[START OF EXTRACTED MATERIAL]

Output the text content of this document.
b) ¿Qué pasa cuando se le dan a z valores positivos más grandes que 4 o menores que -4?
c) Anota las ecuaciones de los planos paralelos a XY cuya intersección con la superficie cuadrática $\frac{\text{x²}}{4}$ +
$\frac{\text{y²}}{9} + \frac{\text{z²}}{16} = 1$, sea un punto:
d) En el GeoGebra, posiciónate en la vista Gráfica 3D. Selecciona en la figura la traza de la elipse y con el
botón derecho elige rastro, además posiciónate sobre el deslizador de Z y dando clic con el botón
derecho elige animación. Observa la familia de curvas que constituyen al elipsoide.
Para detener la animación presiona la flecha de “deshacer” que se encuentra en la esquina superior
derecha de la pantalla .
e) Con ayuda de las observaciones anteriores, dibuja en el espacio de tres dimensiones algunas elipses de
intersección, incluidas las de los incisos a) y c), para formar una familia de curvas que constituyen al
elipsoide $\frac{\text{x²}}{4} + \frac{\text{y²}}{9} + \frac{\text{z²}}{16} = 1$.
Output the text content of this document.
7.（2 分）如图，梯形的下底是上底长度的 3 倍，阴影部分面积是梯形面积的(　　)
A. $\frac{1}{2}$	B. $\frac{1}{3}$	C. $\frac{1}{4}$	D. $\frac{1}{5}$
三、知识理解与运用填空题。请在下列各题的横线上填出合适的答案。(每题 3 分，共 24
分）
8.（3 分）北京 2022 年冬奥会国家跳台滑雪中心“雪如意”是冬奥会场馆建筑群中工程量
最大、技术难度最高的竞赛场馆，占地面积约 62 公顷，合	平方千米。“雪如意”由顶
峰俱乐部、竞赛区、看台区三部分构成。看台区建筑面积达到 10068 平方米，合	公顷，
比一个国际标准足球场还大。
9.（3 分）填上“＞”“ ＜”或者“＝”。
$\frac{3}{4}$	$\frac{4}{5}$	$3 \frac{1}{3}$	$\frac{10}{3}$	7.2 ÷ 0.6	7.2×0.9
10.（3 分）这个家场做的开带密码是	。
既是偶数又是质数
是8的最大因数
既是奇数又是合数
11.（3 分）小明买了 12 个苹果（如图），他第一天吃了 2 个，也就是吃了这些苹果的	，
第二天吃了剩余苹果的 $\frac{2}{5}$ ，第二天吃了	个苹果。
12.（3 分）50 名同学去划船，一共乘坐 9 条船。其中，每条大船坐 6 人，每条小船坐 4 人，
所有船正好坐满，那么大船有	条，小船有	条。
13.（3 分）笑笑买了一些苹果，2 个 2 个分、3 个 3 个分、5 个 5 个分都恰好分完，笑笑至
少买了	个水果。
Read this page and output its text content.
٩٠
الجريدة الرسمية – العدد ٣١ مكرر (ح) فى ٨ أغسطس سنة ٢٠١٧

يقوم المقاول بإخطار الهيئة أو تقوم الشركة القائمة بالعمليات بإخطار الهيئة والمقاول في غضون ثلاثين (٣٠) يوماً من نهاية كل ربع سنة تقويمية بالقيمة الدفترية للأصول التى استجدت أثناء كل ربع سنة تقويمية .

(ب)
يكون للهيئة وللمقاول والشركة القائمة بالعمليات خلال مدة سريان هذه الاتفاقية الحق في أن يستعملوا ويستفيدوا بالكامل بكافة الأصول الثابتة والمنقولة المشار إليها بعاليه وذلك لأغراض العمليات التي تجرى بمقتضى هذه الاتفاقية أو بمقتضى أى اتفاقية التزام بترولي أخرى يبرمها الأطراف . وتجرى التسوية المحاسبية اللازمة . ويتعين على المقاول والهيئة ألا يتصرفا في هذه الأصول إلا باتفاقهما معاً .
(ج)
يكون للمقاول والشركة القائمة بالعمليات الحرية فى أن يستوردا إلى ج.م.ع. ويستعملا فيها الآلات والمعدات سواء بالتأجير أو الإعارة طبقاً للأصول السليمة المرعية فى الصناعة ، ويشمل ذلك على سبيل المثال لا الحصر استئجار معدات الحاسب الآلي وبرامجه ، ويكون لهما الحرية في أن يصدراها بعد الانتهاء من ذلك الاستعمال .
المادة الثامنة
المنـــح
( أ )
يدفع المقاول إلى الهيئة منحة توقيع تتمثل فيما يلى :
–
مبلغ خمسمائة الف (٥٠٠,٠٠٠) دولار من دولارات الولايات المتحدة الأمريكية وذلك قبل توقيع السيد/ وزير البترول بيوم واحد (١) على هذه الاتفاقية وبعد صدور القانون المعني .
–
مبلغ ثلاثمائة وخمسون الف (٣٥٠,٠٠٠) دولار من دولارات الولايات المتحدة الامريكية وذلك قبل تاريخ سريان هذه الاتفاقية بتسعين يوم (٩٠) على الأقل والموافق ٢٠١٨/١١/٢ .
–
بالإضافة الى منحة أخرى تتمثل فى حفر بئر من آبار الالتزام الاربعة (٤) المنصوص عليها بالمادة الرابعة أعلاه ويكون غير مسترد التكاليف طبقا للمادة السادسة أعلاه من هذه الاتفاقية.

[END OF EXTRACTED MATERIAL]

* _TO DO_:
Extract, word for word, each line of the listing above.

* _TASK ANSWER_:
Output the text content of this document.
b) ¿Qué pasa cuando se le dan a z valores positivos más grandes que 4 o menores que -4?
c) Anota las ecuaciones de los planos paralelos a XY cuya intersección con la superficie cuadrática $\frac{\text{x²}}{4}$ +
$\frac{\text{y²}}{9} + \frac{\text{z²}}{16} = 1$, sea un punto:
d) En el GeoGebra, posiciónate en la vista Gráfica 3D. Selecciona en la figura la traza de la elipse y con el
botón derecho elige rastro, además posiciónate sobre el deslizador de Z y dando clic con el botón
derecho elige animación. Observa la familia de curvas que constituyen al elipsoide.
Para detener la animación presiona la flecha de “deshacer” que se encuentra en la esquina superior
derecha de la pantalla .
e) Con ayuda de las observaciones anteriores, dibuja en el espacio de tres dimensiones algunas elipses de
intersección, incluidas las de los incisos a) y c), para formar una familia de curvas que constituyen al
elipsoide $\frac{\text{x²}}{4} + \frac{\text{y²}}{9} + \frac{\text{z²}}{16} = 1$.
Output the text content of this document.
7.（2 分）如图，梯形的下底是上底长度的 3 倍，阴影部分面积是梯形面积的(　　)
A. $\frac{1}{2}$	B. $\frac{1}{3}$	C. $\frac{1}{4}$	D. $\frac{1}{5}$
三、知识理解与运用填空题。请在下列各题的横线上填出合适的答案。(每题 3 分，共 24
分）
8.（3 分）北京 2022 年冬奥会国家跳台滑雪中心“雪如意”是冬奥会场馆建筑群中工程量
最大、技术难度最高的竞赛场馆，占地面积约 62 公顷，合	平方千米。“雪如意”由顶
峰俱乐部、竞赛区、看台区三部分构成。看台区建筑面积达到 10068 平方米，合	公顷，
比一个国际标准足球场还大。
9.（3 分）填上“＞”“ ＜”或者“＝”。
$\frac{3}{4}$	$\frac{4}{5}$	$3 \frac{1}{3}$	$\frac{10}{3}$	7.2 ÷ 0.6	7.2×0.9
10.（3 分）这个家场做的开带密码是	。
既是偶数又是质数
是8的最大因数
既是奇数又是合数
11.（3 分）小明买了 12 个苹果（如图），他第一天吃了 2 个，也就是吃了这些苹果的	，
第二天吃了剩余苹果的 $\frac{2}{5}$ ，第二天吃了	个苹果。
12.（3 分）50 名同学去划船，一共乘坐 9 条船。其中，每条大船坐 6 人，每条小船坐 4 人，
所有船正好坐满，那么大船有	条，小船有	条。
13.（3 分）笑笑买了一些苹果，2 个 2 个分、3 个 3 个分、5 个 5 个分都恰好分完，笑笑至
少买了	个水果。
Read this page and output its text content.
٩٠
الجريدة الرسمية – العدد ٣١ مكرر (ح) فى ٨ أغسطس سنة ٢٠١٧

يقوم المقاول بإخطار الهيئة أو تقوم الشركة القائمة بالعمليات بإخطار الهيئة والمقاول في غضون ثلاثين (٣٠) يوماً من نهاية كل ربع سنة تقويمية بالقيمة الدفترية للأصول التى استجدت أثناء كل ربع سنة تقويمية .

(ب)
يكون للهيئة وللمقاول والشركة القائمة بالعمليات خلال مدة سريان هذه الاتفاقية الحق في أن يستعملوا ويستفيدوا بالكامل بكافة الأصول الثابتة والمنقولة المشار إليها بعاليه وذلك لأغراض العمليات التي تجرى بمقتضى هذه الاتفاقية أو بمقتضى أى اتفاقية التزام بترولي أخرى يبرمها الأطراف . وتجرى التسوية المحاسبية اللازمة . ويتعين على المقاول والهيئة ألا يتصرفا في هذه الأصول إلا باتفاقهما معاً .
(ج)
يكون للمقاول والشركة القائمة بالعمليات الحرية فى أن يستوردا إلى ج.م.ع. ويستعملا فيها الآلات والمعدات سواء بالتأجير أو الإعارة طبقاً للأصول السليمة المرعية فى الصناعة ، ويشمل ذلك على سبيل المثال لا الحصر استئجار معدات الحاسب الآلي وبرامجه ، ويكون لهما الحرية في أن يصدراها بعد الانتهاء من ذلك الاستعمال .
المادة الثامنة
المنـــح
( أ )
يدفع المقاول إلى الهيئة منحة توقيع تتمثل فيما يلى :
–
مبلغ خمسمائة الف (٥٠٠,٠٠٠) دولار من دولارات الولايات المتحدة الأمريكية وذلك قبل توقيع السيد/ وزير البترول بيوم واحد (١) على هذه الاتفاقية وبعد صدور القانون المعني .
–
مبلغ ثلاثمائة وخمسون الف (٣٥٠,٠٠٠) دولار من دولارات الولايات المتحدة الامريكية وذلك قبل تاريخ سريان هذه الاتفاقية بتسعين يوم (٩٠) على الأقل والموافق ٢٠١٨/١١/٢ .
–
بالإضافة الى منحة أخرى تتمثل فى حفر بئر من آبار الالتزام الاربعة (٤) المنصوص عليها بالمادة الرابعة أعلاه ويكون غير مسترد التكاليف طبقا للمادة السادسة أعلاه من هذه الاتفاقية.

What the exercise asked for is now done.